Data entries:
## begin

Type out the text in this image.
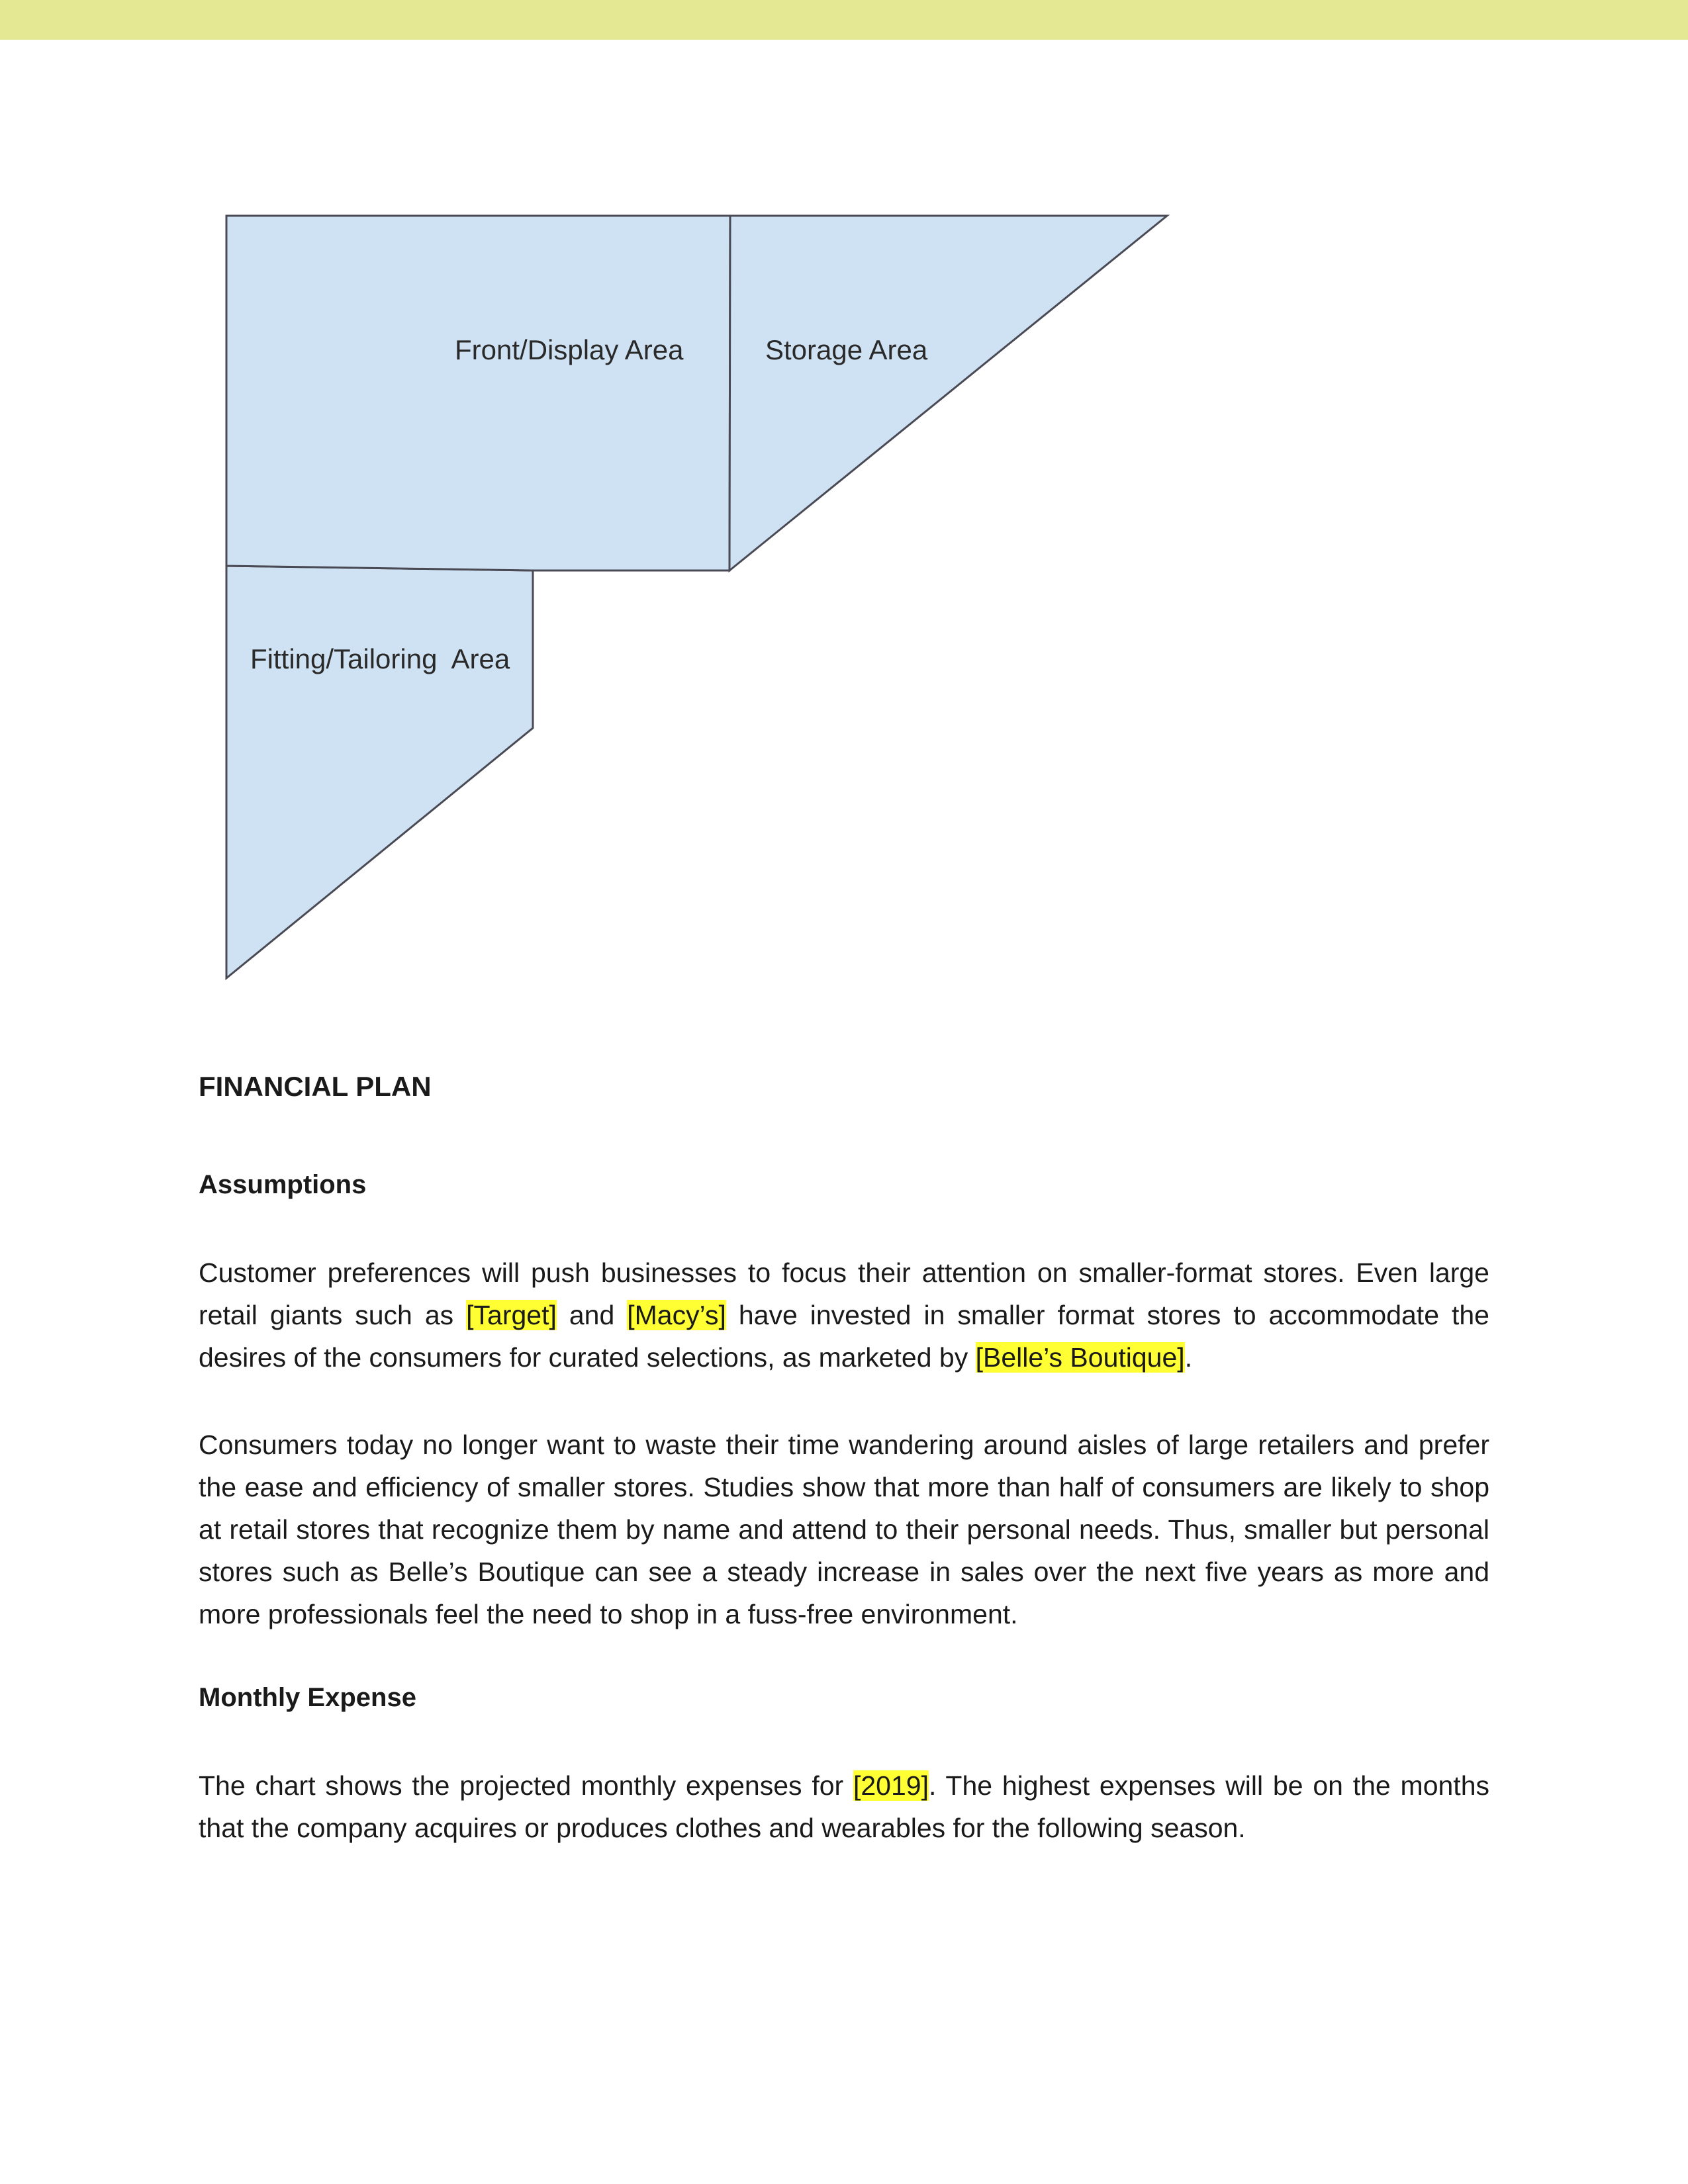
Front/Display Area	Storage Area
Fitting/Tailoring  Area
FINANCIAL PLAN
Assumptions

Customer preferences will push businesses to focus their attention on smaller-format stores. Even large retail giants such as [Target] and [Macy’s] have invested in smaller format stores to accommodate the desires of the consumers for curated selections, as marketed by [Belle’s Boutique].

Consumers today no longer want to waste their time wandering around aisles of large retailers and prefer the ease and efficiency of smaller stores. Studies show that more than half of consumers are likely to shop at retail stores that recognize them by name and attend to their personal needs. Thus, smaller but personal stores such as Belle’s Boutique can see a steady increase in sales over the next five years as more and more professionals feel the need to shop in a fuss-free environment.

Monthly Expense

The chart shows the projected monthly expenses for [2019]. The highest expenses will be on the months that the company acquires or produces clothes and wearables for the following season.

## end

* [TO DO]: Out of the records, collect only those lines that contain the string "such".

* [RESULT]:
Customer preferences will push businesses to focus their attention on smaller-format stores. Even large retail giants such as [Target] and [Macy’s] have invested in smaller format stores to accommodate the desires of the consumers for curated selections, as marketed by [Belle’s Boutique].
Consumers today no longer want to waste their time wandering around aisles of large retailers and prefer the ease and efficiency of smaller stores. Studies show that more than half of consumers are likely to shop at retail stores that recognize them by name and attend to their personal needs. Thus, smaller but personal stores such as Belle’s Boutique can see a steady increase in sales over the next five years as more and more professionals feel the need to shop in a fuss-free environment.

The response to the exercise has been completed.